Given text below:

The use of his child image is also an attempt to instill some understanding of why Angel is driven to grab the knife out of adult-Michael’s lifeless hands in order to stab Dr. Loomis to make certain he is dead. Loomis capitalizes on the pain of the Myers family, deeming Michael as “The Devil” who “Walks Among Us: He Was Born to Kill,” words Loomis uses to up the hype surrounding Michael’s story, which, in turn, ups the sales and fame of his book and make Loomis a bestselling author.
There is meaning behind Michael’s murders, which assists in creating sympathy for his lost innocence as a child—meanings that show his suffering. For instance, in scene fifteen, Michael commits horrific murders at the strip club because that is where his mother had worked as a stripper in order to support her children, a workplace that profits off objectifying women. Michael goes to the club and finds they still display her picture on a large advertisement on the outside of the building. It shows two images of her wearing nothing but Go-Go boots, and it reads, “The World Famous Red Rabbit Home of Deborah Myers Mother of Michael Myers ‘The Butcher of Haddonfield.’” Even after her death those who run the strip club objectify Michael’s mother to lure in business, relying on the Myers family tragedy and Michael’s brutal infamy to attract customers. In this respect, Zombie puts Loomis—a famous, well educated psychiatrist and bestselling author—on the same level as those at the strip club; they all capitalize off the story and the pain of the Myers family. Michael’s killings at his mother’s former workplace represent his resentment towards such an establishment, its employees and the way they conduct business.
When the man who is taking out the trash encounters Michael, the man immediately starts belittling him, like Michael’s stepfather Ronnie, Michael’s older sister Judith and the bully at his school had done to him as a child in Zombie’s film Halloween. In response to the current belittling, Michael picks the strip club employee up, slams him on the ground and proceeds to smash the man’s face in by stomping on it with his big heavy booted foot. The man’s face ends up unrecognizable. This is a very personal killing. Since a person’s face is the first initial means for another person to identify them, this action symbolically erases the murder victim’s identity, making him a nobody. This is how Michael sees him, as someone not worthy of recognition because people like him, bullies and strip club employees and clientele, are who surrounded Michael’s mother when she was alive, treating her with no respect, treating her like a sex object. Disrespect Michael’s mother and you end up dead, but it doesn’t stop there.

End of Given text.
Excerpted records below:

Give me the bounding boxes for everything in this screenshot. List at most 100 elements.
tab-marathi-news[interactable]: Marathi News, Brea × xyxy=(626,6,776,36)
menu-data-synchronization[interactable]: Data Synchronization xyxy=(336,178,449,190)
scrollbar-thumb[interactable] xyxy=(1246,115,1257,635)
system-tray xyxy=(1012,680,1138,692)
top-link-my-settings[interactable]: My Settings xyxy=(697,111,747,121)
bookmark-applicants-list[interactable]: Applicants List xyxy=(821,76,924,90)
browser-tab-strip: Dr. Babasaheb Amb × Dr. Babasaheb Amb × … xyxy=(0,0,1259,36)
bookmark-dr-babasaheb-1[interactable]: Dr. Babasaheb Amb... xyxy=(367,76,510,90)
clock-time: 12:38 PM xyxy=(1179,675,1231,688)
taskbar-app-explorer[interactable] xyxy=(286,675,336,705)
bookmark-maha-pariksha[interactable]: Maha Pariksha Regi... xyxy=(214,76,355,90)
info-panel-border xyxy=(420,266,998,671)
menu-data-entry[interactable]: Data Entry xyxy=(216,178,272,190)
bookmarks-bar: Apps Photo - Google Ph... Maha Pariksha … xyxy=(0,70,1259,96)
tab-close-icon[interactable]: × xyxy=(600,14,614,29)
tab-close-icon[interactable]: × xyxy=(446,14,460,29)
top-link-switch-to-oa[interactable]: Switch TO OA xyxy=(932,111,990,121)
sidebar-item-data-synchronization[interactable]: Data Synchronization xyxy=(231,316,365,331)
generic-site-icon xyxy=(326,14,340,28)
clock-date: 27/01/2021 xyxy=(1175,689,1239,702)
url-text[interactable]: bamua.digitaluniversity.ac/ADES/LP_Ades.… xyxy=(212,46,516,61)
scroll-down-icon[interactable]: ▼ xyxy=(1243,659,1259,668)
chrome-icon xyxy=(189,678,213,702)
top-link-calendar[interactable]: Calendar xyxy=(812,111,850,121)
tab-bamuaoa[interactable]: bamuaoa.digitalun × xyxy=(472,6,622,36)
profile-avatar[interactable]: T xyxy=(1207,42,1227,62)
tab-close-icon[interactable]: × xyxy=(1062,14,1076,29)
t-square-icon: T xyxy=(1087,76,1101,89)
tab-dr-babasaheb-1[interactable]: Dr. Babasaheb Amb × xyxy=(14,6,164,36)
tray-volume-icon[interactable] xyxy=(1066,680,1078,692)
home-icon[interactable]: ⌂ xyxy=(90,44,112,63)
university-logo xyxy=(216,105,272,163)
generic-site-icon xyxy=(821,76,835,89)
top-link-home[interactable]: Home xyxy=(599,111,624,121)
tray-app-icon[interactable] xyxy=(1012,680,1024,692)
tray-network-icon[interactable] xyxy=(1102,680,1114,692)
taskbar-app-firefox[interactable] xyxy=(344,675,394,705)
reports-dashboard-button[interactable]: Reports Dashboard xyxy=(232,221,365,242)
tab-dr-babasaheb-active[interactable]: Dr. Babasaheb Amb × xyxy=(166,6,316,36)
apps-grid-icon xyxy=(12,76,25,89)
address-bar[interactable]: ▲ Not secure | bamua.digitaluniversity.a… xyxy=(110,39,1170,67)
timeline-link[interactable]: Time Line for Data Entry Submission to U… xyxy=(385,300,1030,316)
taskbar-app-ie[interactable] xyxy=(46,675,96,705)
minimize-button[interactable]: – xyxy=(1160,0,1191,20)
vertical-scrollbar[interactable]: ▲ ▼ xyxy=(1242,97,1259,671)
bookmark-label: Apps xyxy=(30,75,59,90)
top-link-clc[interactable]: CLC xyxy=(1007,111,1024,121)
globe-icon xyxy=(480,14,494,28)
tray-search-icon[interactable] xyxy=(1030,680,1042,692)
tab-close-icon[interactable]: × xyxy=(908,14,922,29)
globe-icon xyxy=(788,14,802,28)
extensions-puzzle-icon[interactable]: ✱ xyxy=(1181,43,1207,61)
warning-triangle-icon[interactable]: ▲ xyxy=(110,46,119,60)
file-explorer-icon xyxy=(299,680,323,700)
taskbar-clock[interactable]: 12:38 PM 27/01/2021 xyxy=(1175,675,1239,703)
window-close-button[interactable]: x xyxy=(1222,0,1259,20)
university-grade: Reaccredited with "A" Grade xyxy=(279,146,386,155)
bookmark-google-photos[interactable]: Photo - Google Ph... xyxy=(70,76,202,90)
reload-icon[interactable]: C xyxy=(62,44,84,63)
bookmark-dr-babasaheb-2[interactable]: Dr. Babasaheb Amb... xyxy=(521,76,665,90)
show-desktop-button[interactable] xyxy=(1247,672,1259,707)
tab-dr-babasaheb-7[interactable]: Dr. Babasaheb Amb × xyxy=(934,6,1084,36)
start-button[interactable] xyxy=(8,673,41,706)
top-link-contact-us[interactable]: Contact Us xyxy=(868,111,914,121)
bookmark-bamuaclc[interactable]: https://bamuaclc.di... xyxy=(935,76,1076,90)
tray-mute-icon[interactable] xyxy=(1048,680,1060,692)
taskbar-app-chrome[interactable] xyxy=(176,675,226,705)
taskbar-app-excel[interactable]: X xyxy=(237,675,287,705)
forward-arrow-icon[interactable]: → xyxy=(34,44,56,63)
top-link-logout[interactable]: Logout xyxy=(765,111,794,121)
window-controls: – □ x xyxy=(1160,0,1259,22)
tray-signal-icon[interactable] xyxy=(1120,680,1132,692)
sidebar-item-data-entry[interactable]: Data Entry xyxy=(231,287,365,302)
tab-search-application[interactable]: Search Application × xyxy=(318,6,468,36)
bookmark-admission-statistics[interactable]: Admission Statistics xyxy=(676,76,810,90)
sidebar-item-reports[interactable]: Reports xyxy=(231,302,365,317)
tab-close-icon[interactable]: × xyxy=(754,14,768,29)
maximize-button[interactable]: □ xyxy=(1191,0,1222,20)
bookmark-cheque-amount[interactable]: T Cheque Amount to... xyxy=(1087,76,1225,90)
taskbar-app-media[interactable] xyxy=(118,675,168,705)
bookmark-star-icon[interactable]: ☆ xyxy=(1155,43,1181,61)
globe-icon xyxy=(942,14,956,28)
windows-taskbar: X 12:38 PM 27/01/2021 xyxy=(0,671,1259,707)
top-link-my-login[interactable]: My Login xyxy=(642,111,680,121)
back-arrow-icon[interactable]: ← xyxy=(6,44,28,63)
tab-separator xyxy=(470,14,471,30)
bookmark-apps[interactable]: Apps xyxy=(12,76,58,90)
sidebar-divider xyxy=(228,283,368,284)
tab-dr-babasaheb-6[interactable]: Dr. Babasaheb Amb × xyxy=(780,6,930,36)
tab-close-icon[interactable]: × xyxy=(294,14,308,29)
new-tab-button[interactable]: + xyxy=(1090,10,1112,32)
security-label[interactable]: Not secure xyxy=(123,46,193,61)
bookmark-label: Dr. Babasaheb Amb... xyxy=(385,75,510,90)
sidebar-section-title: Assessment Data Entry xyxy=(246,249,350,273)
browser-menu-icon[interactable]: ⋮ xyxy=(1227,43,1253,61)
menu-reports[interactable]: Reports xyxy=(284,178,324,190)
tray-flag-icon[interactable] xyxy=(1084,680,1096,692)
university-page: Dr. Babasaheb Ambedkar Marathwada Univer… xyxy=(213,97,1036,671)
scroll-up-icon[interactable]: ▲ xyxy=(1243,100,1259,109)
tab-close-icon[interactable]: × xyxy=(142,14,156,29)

End of Excerpted records.

* _Problem 1_
According to the text on Michael Myers, in which scene does Michael commit the murders at the strip club?
* _Problem 2_
Repeat word for word the portion of the text on Michael Myers starting at "The use of his" and ending at "a bestselling author.".

* _Final answer 1_
Scene fifteen.

* _Final answer 2_
The use of his child image is also an attempt to instill some understanding of why Angel is driven to grab the knife out of adult-Michael’s lifeless hands in order to stab Dr. Loomis to make certain he is dead. Loomis capitalizes on the pain of the Myers family, deeming Michael as “The Devil” who “Walks Among Us: He Was Born to Kill,” words Loomis uses to up the hype surrounding Michael’s story, which, in turn, ups the sales and fame of his book and make Loomis a bestselling author.